◆ EXERCISE INPUT:
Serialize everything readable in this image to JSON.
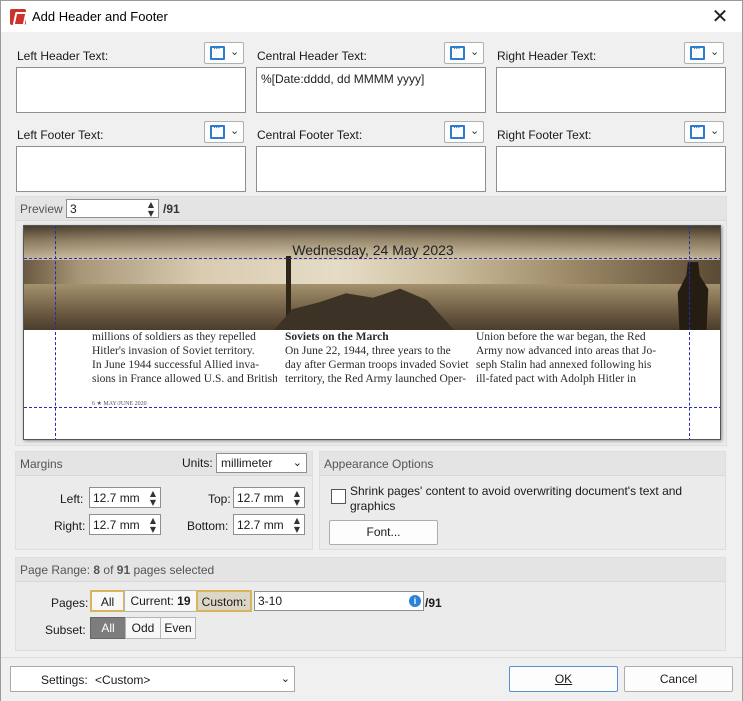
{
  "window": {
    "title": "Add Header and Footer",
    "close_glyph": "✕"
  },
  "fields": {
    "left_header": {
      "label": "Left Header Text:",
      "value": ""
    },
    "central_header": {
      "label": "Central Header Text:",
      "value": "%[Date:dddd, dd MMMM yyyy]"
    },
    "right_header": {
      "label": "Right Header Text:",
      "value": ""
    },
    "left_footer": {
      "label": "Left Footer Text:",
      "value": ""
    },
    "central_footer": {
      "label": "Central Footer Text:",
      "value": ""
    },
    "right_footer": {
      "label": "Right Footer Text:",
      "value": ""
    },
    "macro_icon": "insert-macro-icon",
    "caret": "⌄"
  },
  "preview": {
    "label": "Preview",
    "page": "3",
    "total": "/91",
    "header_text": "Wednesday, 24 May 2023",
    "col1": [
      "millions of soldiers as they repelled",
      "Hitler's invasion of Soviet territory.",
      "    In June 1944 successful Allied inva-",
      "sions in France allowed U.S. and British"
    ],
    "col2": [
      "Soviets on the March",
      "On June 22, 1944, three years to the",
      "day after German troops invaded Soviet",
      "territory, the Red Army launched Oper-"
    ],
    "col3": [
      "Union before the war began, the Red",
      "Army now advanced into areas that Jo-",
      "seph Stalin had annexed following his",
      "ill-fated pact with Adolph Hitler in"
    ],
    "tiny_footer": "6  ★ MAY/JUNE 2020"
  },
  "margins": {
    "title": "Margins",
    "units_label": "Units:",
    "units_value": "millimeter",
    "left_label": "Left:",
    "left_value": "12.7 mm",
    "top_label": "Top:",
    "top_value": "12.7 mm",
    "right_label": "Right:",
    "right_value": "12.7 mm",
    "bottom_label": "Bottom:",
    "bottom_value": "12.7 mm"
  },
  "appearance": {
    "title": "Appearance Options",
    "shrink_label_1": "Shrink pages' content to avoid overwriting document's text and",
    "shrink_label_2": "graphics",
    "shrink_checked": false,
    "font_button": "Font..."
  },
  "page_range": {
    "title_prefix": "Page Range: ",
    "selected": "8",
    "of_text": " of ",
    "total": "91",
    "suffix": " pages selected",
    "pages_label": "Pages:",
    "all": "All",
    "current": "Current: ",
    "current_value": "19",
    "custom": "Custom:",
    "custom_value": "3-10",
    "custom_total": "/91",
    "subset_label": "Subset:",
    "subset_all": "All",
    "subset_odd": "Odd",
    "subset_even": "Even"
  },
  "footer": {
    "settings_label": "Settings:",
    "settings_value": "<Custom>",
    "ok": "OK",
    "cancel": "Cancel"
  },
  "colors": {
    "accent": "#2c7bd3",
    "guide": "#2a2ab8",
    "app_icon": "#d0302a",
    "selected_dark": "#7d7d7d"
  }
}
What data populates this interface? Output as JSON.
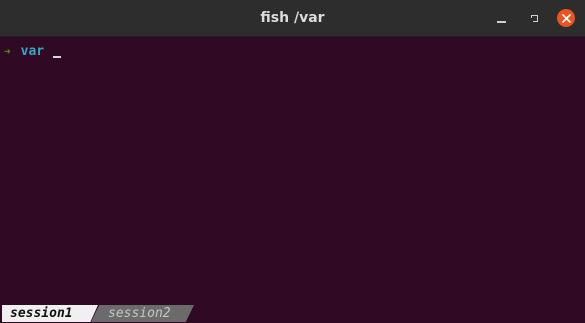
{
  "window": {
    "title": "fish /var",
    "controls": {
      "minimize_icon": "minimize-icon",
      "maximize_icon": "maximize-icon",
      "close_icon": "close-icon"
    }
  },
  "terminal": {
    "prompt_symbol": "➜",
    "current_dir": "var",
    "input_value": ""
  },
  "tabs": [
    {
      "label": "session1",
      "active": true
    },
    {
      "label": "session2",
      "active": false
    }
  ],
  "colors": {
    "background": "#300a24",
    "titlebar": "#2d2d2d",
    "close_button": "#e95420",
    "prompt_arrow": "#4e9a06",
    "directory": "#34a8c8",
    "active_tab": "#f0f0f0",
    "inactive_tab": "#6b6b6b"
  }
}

◆ WRITTEN INSTRUCTION: Pictures stay out; reproduce every line of the records exactly.

◆ TASK RESULT:
Serialize everything readable in this image to JSON.
{
  "window": {
    "title": "Add Header and Footer",
    "close_glyph": "✕"
  },
  "fields": {
    "left_header": {
      "label": "Left Header Text:",
      "value": ""
    },
    "central_header": {
      "label": "Central Header Text:",
      "value": "%[Date:dddd, dd MMMM yyyy]"
    },
    "right_header": {
      "label": "Right Header Text:",
      "value": ""
    },
    "left_footer": {
      "label": "Left Footer Text:",
      "value": ""
    },
    "central_footer": {
      "label": "Central Footer Text:",
      "value": ""
    },
    "right_footer": {
      "label": "Right Footer Text:",
      "value": ""
    },
    "macro_icon": "insert-macro-icon",
    "caret": "⌄"
  },
  "preview": {
    "label": "Preview",
    "page": "3",
    "total": "/91",
    "header_text": "Wednesday, 24 May 2023",
    "col1": [
      "millions of soldiers as they repelled",
      "Hitler's invasion of Soviet territory.",
      "    In June 1944 successful Allied inva-",
      "sions in France allowed U.S. and British"
    ],
    "col2": [
      "Soviets on the March",
      "On June 22, 1944, three years to the",
      "day after German troops invaded Soviet",
      "territory, the Red Army launched Oper-"
    ],
    "col3": [
      "Union before the war began, the Red",
      "Army now advanced into areas that Jo-",
      "seph Stalin had annexed following his",
      "ill-fated pact with Adolph Hitler in"
    ],
    "tiny_footer": "6  ★ MAY/JUNE 2020"
  },
  "margins": {
    "title": "Margins",
    "units_label": "Units:",
    "units_value": "millimeter",
    "left_label": "Left:",
    "left_value": "12.7 mm",
    "top_label": "Top:",
    "top_value": "12.7 mm",
    "right_label": "Right:",
    "right_value": "12.7 mm",
    "bottom_label": "Bottom:",
    "bottom_value": "12.7 mm"
  },
  "appearance": {
    "title": "Appearance Options",
    "shrink_label_1": "Shrink pages' content to avoid overwriting document's text and",
    "shrink_label_2": "graphics",
    "shrink_checked": false,
    "font_button": "Font..."
  },
  "page_range": {
    "title_prefix": "Page Range: ",
    "selected": "8",
    "of_text": " of ",
    "total": "91",
    "suffix": " pages selected",
    "pages_label": "Pages:",
    "all": "All",
    "current": "Current: ",
    "current_value": "19",
    "custom": "Custom:",
    "custom_value": "3-10",
    "custom_total": "/91",
    "subset_label": "Subset:",
    "subset_all": "All",
    "subset_odd": "Odd",
    "subset_even": "Even"
  },
  "footer": {
    "settings_label": "Settings:",
    "settings_value": "<Custom>",
    "ok": "OK",
    "cancel": "Cancel"
  },
  "colors": {
    "accent": "#2c7bd3",
    "guide": "#2a2ab8",
    "app_icon": "#d0302a",
    "selected_dark": "#7d7d7d"
  }
}
What data populates this interface? Output as JSON.
{
  "window": {
    "title": "fish /var",
    "controls": {
      "minimize_icon": "minimize-icon",
      "maximize_icon": "maximize-icon",
      "close_icon": "close-icon"
    }
  },
  "terminal": {
    "prompt_symbol": "➜",
    "current_dir": "var",
    "input_value": ""
  },
  "tabs": [
    {
      "label": "session1",
      "active": true
    },
    {
      "label": "session2",
      "active": false
    }
  ],
  "colors": {
    "background": "#300a24",
    "titlebar": "#2d2d2d",
    "close_button": "#e95420",
    "prompt_arrow": "#4e9a06",
    "directory": "#34a8c8",
    "active_tab": "#f0f0f0",
    "inactive_tab": "#6b6b6b"
  }
}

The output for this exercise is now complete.